> **PROBLEM DETAILS**:
Print the data that follows exactly.

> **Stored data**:
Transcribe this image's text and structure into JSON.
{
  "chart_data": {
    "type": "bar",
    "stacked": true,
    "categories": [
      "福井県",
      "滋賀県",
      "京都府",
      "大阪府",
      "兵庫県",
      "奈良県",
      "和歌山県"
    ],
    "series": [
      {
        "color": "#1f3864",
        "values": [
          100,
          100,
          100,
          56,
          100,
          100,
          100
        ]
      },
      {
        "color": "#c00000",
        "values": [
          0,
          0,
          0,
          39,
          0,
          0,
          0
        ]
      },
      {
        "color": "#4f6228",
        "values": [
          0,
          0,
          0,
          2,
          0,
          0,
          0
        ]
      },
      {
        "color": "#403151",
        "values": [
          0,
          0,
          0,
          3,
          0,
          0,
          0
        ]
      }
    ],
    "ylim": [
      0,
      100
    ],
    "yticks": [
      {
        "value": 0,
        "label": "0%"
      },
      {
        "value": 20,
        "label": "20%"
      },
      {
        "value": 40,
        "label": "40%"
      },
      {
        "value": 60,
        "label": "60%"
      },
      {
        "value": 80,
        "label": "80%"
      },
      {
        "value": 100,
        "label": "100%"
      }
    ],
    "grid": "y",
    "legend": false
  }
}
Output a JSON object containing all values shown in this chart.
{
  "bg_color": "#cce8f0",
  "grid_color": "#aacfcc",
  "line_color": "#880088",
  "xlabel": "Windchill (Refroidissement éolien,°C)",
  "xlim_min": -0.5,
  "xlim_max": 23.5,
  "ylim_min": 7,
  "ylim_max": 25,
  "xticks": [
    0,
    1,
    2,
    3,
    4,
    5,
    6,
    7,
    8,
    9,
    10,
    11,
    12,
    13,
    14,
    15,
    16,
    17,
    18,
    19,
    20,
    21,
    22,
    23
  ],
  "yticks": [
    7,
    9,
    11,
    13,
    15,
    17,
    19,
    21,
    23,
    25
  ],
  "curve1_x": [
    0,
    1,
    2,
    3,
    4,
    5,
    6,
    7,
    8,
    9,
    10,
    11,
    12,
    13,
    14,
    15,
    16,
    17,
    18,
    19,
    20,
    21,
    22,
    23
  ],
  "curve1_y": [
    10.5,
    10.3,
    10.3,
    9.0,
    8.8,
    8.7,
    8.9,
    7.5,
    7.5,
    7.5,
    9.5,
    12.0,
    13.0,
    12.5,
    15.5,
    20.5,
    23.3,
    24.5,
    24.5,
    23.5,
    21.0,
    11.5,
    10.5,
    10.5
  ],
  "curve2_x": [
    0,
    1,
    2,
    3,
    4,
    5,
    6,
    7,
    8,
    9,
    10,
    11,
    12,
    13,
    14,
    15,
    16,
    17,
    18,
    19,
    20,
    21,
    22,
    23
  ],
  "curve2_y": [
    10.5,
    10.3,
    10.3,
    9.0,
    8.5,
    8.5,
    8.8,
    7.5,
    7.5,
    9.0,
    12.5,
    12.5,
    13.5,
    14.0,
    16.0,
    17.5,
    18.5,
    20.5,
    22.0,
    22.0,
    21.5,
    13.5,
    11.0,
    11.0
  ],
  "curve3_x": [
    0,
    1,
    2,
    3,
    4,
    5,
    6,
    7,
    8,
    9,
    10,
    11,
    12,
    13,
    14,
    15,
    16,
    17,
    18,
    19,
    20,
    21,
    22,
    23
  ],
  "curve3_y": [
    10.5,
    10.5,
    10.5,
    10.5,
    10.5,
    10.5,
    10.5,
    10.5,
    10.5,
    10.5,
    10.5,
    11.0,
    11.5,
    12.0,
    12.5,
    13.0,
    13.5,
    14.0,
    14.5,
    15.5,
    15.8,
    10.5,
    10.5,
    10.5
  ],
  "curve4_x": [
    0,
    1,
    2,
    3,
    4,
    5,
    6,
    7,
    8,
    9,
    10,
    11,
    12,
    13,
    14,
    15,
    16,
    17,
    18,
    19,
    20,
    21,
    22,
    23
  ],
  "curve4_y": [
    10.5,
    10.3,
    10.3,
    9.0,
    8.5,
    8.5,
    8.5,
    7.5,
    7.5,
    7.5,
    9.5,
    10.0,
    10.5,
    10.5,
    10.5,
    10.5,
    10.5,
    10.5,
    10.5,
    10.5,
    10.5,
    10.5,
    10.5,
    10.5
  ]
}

> **SOLUTION FOR THIS PROBLEM**:
Transcribe this image's text and structure into JSON.
{
  "chart_data": {
    "type": "bar",
    "stacked": true,
    "categories": [
      "福井県",
      "滋賀県",
      "京都府",
      "大阪府",
      "兵庫県",
      "奈良県",
      "和歌山県"
    ],
    "series": [
      {
        "color": "#1f3864",
        "values": [
          100,
          100,
          100,
          56,
          100,
          100,
          100
        ]
      },
      {
        "color": "#c00000",
        "values": [
          0,
          0,
          0,
          39,
          0,
          0,
          0
        ]
      },
      {
        "color": "#4f6228",
        "values": [
          0,
          0,
          0,
          2,
          0,
          0,
          0
        ]
      },
      {
        "color": "#403151",
        "values": [
          0,
          0,
          0,
          3,
          0,
          0,
          0
        ]
      }
    ],
    "ylim": [
      0,
      100
    ],
    "yticks": [
      {
        "value": 0,
        "label": "0%"
      },
      {
        "value": 20,
        "label": "20%"
      },
      {
        "value": 40,
        "label": "40%"
      },
      {
        "value": 60,
        "label": "60%"
      },
      {
        "value": 80,
        "label": "80%"
      },
      {
        "value": 100,
        "label": "100%"
      }
    ],
    "grid": "y",
    "legend": false
  }
}
Output a JSON object containing all values shown in this chart.
{
  "bg_color": "#cce8f0",
  "grid_color": "#aacfcc",
  "line_color": "#880088",
  "xlabel": "Windchill (Refroidissement éolien,°C)",
  "xlim_min": -0.5,
  "xlim_max": 23.5,
  "ylim_min": 7,
  "ylim_max": 25,
  "xticks": [
    0,
    1,
    2,
    3,
    4,
    5,
    6,
    7,
    8,
    9,
    10,
    11,
    12,
    13,
    14,
    15,
    16,
    17,
    18,
    19,
    20,
    21,
    22,
    23
  ],
  "yticks": [
    7,
    9,
    11,
    13,
    15,
    17,
    19,
    21,
    23,
    25
  ],
  "curve1_x": [
    0,
    1,
    2,
    3,
    4,
    5,
    6,
    7,
    8,
    9,
    10,
    11,
    12,
    13,
    14,
    15,
    16,
    17,
    18,
    19,
    20,
    21,
    22,
    23
  ],
  "curve1_y": [
    10.5,
    10.3,
    10.3,
    9.0,
    8.8,
    8.7,
    8.9,
    7.5,
    7.5,
    7.5,
    9.5,
    12.0,
    13.0,
    12.5,
    15.5,
    20.5,
    23.3,
    24.5,
    24.5,
    23.5,
    21.0,
    11.5,
    10.5,
    10.5
  ],
  "curve2_x": [
    0,
    1,
    2,
    3,
    4,
    5,
    6,
    7,
    8,
    9,
    10,
    11,
    12,
    13,
    14,
    15,
    16,
    17,
    18,
    19,
    20,
    21,
    22,
    23
  ],
  "curve2_y": [
    10.5,
    10.3,
    10.3,
    9.0,
    8.5,
    8.5,
    8.8,
    7.5,
    7.5,
    9.0,
    12.5,
    12.5,
    13.5,
    14.0,
    16.0,
    17.5,
    18.5,
    20.5,
    22.0,
    22.0,
    21.5,
    13.5,
    11.0,
    11.0
  ],
  "curve3_x": [
    0,
    1,
    2,
    3,
    4,
    5,
    6,
    7,
    8,
    9,
    10,
    11,
    12,
    13,
    14,
    15,
    16,
    17,
    18,
    19,
    20,
    21,
    22,
    23
  ],
  "curve3_y": [
    10.5,
    10.5,
    10.5,
    10.5,
    10.5,
    10.5,
    10.5,
    10.5,
    10.5,
    10.5,
    10.5,
    11.0,
    11.5,
    12.0,
    12.5,
    13.0,
    13.5,
    14.0,
    14.5,
    15.5,
    15.8,
    10.5,
    10.5,
    10.5
  ],
  "curve4_x": [
    0,
    1,
    2,
    3,
    4,
    5,
    6,
    7,
    8,
    9,
    10,
    11,
    12,
    13,
    14,
    15,
    16,
    17,
    18,
    19,
    20,
    21,
    22,
    23
  ],
  "curve4_y": [
    10.5,
    10.3,
    10.3,
    9.0,
    8.5,
    8.5,
    8.5,
    7.5,
    7.5,
    7.5,
    9.5,
    10.0,
    10.5,
    10.5,
    10.5,
    10.5,
    10.5,
    10.5,
    10.5,
    10.5,
    10.5,
    10.5,
    10.5,
    10.5
  ]
}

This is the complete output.